TASK ITEM —
What this exercise requires is a verbatim reproduction of the data below.

THE INPUT —
╭──

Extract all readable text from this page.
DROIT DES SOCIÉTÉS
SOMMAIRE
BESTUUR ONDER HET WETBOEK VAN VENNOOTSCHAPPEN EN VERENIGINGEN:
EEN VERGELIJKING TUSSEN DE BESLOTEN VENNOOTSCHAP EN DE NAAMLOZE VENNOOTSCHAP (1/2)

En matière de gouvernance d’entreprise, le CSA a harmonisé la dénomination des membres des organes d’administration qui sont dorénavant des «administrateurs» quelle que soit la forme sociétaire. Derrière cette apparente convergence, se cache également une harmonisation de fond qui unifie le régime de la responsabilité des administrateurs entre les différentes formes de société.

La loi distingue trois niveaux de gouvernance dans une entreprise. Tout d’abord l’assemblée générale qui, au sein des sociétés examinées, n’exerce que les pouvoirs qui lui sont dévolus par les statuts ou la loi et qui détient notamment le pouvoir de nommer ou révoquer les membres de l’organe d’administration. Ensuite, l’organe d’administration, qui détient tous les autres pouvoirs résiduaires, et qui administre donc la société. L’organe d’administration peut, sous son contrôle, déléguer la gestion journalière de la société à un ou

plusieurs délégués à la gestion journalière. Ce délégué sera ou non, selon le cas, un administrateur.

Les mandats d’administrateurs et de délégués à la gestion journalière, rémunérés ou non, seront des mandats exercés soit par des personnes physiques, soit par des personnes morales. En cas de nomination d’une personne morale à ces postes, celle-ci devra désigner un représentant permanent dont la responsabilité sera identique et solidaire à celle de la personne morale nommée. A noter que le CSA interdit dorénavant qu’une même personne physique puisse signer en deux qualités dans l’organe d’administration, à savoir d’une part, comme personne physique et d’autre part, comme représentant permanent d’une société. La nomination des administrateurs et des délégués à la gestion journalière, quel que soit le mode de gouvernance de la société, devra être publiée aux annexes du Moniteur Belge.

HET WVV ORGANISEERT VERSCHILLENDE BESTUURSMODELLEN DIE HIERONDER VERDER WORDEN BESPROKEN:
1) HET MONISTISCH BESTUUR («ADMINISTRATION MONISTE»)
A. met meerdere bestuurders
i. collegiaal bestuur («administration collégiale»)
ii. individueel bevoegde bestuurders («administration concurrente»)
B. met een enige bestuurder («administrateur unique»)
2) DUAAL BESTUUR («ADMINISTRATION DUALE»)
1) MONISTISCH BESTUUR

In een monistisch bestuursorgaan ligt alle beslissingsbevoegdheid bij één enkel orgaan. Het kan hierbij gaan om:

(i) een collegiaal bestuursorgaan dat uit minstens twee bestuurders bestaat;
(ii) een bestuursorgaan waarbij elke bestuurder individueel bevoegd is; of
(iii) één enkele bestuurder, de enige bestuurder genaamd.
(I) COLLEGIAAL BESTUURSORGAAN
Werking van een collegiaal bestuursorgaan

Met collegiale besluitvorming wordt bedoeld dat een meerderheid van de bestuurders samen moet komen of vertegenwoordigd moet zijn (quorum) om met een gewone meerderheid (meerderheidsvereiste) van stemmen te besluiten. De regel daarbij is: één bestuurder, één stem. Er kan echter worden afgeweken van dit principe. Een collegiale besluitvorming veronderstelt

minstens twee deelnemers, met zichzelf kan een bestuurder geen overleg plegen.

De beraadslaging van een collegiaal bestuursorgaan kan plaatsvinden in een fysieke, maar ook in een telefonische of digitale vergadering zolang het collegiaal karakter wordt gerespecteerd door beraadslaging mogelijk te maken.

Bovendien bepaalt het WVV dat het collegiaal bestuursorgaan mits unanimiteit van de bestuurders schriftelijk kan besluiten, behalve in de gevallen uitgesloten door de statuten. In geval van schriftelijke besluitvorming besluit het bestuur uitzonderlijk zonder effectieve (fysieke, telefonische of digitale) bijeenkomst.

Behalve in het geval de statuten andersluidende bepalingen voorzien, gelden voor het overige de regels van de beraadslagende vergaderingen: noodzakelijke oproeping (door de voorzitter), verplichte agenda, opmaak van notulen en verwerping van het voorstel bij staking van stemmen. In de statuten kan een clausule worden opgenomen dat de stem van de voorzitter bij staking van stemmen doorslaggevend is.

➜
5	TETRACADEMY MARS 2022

╰──

ANSWER BOX —
Extract all readable text from this page.
DROIT DES SOCIÉTÉS
SOMMAIRE
BESTUUR ONDER HET WETBOEK VAN VENNOOTSCHAPPEN EN VERENIGINGEN:
EEN VERGELIJKING TUSSEN DE BESLOTEN VENNOOTSCHAP EN DE NAAMLOZE VENNOOTSCHAP (1/2)

En matière de gouvernance d’entreprise, le CSA a harmonisé la dénomination des membres des organes d’administration qui sont dorénavant des «administrateurs» quelle que soit la forme sociétaire. Derrière cette apparente convergence, se cache également une harmonisation de fond qui unifie le régime de la responsabilité des administrateurs entre les différentes formes de société.

La loi distingue trois niveaux de gouvernance dans une entreprise. Tout d’abord l’assemblée générale qui, au sein des sociétés examinées, n’exerce que les pouvoirs qui lui sont dévolus par les statuts ou la loi et qui détient notamment le pouvoir de nommer ou révoquer les membres de l’organe d’administration. Ensuite, l’organe d’administration, qui détient tous les autres pouvoirs résiduaires, et qui administre donc la société. L’organe d’administration peut, sous son contrôle, déléguer la gestion journalière de la société à un ou

plusieurs délégués à la gestion journalière. Ce délégué sera ou non, selon le cas, un administrateur.

Les mandats d’administrateurs et de délégués à la gestion journalière, rémunérés ou non, seront des mandats exercés soit par des personnes physiques, soit par des personnes morales. En cas de nomination d’une personne morale à ces postes, celle-ci devra désigner un représentant permanent dont la responsabilité sera identique et solidaire à celle de la personne morale nommée. A noter que le CSA interdit dorénavant qu’une même personne physique puisse signer en deux qualités dans l’organe d’administration, à savoir d’une part, comme personne physique et d’autre part, comme représentant permanent d’une société. La nomination des administrateurs et des délégués à la gestion journalière, quel que soit le mode de gouvernance de la société, devra être publiée aux annexes du Moniteur Belge.

HET WVV ORGANISEERT VERSCHILLENDE BESTUURSMODELLEN DIE HIERONDER VERDER WORDEN BESPROKEN:
1) HET MONISTISCH BESTUUR («ADMINISTRATION MONISTE»)
A. met meerdere bestuurders
i. collegiaal bestuur («administration collégiale»)
ii. individueel bevoegde bestuurders («administration concurrente»)
B. met een enige bestuurder («administrateur unique»)
2) DUAAL BESTUUR («ADMINISTRATION DUALE»)
1) MONISTISCH BESTUUR

In een monistisch bestuursorgaan ligt alle beslissingsbevoegdheid bij één enkel orgaan. Het kan hierbij gaan om:

(i) een collegiaal bestuursorgaan dat uit minstens twee bestuurders bestaat;
(ii) een bestuursorgaan waarbij elke bestuurder individueel bevoegd is; of
(iii) één enkele bestuurder, de enige bestuurder genaamd.
(I) COLLEGIAAL BESTUURSORGAAN
Werking van een collegiaal bestuursorgaan

Met collegiale besluitvorming wordt bedoeld dat een meerderheid van de bestuurders samen moet komen of vertegenwoordigd moet zijn (quorum) om met een gewone meerderheid (meerderheidsvereiste) van stemmen te besluiten. De regel daarbij is: één bestuurder, één stem. Er kan echter worden afgeweken van dit principe. Een collegiale besluitvorming veronderstelt

minstens twee deelnemers, met zichzelf kan een bestuurder geen overleg plegen.

De beraadslaging van een collegiaal bestuursorgaan kan plaatsvinden in een fysieke, maar ook in een telefonische of digitale vergadering zolang het collegiaal karakter wordt gerespecteerd door beraadslaging mogelijk te maken.

Bovendien bepaalt het WVV dat het collegiaal bestuursorgaan mits unanimiteit van de bestuurders schriftelijk kan besluiten, behalve in de gevallen uitgesloten door de statuten. In geval van schriftelijke besluitvorming besluit het bestuur uitzonderlijk zonder effectieve (fysieke, telefonische of digitale) bijeenkomst.

Behalve in het geval de statuten andersluidende bepalingen voorzien, gelden voor het overige de regels van de beraadslagende vergaderingen: noodzakelijke oproeping (door de voorzitter), verplichte agenda, opmaak van notulen en verwerping van het voorstel bij staking van stemmen. In de statuten kan een clausule worden opgenomen dat de stem van de voorzitter bij staking van stemmen doorslaggevend is.

➜
5	TETRACADEMY MARS 2022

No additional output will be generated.